Stored data:

┌──

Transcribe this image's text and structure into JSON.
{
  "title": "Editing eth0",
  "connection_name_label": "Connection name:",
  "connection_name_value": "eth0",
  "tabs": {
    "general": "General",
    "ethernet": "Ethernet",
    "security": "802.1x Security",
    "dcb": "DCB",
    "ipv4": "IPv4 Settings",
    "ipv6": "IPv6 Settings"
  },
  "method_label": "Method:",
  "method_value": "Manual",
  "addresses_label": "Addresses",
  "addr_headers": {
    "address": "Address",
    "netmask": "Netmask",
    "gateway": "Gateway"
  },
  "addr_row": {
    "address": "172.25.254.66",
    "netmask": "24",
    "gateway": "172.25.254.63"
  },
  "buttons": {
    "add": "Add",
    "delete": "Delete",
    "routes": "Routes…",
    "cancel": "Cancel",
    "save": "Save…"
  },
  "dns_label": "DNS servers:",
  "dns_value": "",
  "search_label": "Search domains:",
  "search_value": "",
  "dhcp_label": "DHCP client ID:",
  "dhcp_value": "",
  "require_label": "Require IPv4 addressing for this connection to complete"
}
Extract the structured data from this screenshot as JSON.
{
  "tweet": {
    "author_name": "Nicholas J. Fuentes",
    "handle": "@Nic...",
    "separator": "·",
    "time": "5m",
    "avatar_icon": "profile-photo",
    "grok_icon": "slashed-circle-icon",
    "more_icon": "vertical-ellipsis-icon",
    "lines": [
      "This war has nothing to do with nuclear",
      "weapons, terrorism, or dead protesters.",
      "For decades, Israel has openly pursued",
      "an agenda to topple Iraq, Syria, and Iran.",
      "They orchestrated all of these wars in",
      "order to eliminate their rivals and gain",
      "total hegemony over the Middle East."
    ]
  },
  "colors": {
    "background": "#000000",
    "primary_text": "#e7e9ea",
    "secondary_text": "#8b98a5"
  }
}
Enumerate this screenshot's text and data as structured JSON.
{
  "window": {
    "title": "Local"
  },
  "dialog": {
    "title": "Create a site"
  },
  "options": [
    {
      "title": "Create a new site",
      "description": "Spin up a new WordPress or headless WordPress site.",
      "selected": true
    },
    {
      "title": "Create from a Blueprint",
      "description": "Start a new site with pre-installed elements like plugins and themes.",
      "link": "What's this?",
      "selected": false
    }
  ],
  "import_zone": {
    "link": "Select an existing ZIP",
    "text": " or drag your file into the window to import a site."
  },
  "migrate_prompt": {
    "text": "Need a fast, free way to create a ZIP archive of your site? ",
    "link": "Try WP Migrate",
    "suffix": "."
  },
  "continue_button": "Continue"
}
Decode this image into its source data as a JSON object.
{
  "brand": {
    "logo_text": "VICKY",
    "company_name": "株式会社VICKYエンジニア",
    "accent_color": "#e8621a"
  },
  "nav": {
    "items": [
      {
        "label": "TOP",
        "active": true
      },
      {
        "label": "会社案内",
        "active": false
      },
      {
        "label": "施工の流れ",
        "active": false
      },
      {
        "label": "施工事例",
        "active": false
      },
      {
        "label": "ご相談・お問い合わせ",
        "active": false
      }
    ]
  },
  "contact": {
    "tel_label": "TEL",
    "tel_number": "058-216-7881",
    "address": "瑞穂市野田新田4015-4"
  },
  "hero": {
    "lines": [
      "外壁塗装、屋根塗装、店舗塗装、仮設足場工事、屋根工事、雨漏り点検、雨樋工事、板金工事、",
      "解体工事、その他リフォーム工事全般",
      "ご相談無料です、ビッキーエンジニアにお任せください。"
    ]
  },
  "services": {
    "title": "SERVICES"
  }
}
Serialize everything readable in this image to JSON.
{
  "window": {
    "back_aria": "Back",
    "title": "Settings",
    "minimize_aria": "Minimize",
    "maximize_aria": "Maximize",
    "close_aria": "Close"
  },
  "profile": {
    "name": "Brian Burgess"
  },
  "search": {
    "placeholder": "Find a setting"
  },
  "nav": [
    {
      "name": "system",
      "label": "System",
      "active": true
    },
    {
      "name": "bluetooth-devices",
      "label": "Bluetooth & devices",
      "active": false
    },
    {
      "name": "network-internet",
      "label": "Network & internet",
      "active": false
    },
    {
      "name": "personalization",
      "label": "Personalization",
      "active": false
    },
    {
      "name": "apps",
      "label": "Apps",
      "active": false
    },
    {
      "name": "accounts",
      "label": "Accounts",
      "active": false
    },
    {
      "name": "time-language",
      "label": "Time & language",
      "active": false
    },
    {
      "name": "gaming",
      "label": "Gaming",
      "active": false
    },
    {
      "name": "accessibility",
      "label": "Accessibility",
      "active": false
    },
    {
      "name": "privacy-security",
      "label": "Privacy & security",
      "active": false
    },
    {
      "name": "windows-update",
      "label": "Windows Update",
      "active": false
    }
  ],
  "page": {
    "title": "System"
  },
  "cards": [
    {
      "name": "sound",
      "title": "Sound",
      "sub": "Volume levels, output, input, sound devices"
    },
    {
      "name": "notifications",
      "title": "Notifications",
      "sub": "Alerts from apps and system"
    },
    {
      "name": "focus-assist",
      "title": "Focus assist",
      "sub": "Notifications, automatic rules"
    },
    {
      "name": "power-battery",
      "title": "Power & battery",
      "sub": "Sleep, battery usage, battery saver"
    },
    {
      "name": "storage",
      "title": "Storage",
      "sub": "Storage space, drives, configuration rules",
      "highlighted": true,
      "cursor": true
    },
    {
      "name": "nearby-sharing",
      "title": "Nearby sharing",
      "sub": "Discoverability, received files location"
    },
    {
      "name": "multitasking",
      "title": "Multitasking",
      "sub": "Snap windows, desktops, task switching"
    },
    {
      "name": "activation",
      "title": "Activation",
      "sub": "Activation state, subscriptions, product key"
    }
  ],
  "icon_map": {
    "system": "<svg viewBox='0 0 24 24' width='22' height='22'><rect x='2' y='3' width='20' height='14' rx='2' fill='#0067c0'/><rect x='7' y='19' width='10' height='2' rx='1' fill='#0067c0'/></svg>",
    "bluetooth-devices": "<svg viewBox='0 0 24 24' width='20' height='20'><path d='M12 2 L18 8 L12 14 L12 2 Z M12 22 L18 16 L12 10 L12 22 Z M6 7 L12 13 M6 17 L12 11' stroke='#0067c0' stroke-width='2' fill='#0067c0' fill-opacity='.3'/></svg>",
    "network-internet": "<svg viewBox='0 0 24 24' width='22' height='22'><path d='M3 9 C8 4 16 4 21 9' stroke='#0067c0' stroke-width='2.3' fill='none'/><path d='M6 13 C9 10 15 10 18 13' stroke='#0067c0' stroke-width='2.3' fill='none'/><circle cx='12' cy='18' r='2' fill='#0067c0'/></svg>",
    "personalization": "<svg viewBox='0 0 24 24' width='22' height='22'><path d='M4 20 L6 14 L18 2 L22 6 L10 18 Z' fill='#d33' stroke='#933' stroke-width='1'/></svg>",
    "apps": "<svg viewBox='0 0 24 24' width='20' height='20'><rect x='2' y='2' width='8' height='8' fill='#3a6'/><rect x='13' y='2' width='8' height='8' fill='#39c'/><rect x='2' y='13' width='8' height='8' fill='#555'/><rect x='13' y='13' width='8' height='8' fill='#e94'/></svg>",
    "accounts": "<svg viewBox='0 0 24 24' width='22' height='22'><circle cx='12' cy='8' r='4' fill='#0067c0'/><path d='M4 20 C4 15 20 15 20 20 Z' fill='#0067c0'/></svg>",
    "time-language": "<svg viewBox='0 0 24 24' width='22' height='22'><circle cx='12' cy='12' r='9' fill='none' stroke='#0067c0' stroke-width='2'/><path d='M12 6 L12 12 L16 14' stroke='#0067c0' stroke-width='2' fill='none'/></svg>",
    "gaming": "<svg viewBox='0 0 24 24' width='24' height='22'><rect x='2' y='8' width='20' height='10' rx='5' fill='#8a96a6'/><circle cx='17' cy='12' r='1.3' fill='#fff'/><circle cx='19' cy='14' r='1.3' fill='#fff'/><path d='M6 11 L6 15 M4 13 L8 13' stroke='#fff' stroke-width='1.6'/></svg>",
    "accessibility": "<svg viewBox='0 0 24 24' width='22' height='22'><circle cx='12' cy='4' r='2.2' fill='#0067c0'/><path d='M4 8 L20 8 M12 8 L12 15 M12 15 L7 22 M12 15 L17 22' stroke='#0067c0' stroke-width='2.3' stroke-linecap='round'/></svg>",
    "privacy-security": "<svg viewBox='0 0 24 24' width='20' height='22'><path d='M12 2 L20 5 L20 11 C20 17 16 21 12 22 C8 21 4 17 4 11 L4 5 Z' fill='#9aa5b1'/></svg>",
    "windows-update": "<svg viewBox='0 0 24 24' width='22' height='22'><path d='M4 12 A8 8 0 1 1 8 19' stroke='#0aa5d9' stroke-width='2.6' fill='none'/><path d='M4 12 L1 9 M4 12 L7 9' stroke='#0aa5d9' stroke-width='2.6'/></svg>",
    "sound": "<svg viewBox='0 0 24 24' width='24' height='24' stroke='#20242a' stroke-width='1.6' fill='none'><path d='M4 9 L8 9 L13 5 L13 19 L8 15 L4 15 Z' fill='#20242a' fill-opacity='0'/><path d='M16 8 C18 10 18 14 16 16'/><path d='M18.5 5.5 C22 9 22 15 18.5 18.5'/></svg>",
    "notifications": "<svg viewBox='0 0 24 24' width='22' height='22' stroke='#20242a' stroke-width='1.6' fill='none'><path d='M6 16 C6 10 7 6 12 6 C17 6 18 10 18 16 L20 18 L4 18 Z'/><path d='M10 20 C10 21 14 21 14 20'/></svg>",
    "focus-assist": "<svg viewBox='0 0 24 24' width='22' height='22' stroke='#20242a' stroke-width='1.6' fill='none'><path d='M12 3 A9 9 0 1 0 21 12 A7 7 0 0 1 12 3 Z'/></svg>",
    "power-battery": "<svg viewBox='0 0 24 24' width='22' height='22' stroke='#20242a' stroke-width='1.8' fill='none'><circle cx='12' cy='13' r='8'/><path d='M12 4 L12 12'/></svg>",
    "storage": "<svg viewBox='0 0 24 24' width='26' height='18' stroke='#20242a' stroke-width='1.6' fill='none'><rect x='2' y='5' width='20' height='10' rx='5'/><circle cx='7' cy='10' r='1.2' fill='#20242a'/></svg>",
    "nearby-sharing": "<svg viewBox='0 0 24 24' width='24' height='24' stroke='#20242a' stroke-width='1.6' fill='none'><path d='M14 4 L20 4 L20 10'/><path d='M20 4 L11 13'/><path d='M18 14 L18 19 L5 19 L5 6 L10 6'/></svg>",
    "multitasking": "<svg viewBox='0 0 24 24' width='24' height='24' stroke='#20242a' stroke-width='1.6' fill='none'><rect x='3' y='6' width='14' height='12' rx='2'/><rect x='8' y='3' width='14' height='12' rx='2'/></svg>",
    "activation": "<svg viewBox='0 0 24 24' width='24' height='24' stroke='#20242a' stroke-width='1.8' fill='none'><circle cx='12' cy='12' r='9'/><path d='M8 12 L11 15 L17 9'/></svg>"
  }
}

└──

» Task to complete:
Tally the lines of the records holding the word "JSON", then state only the tally.

» The completed task:
5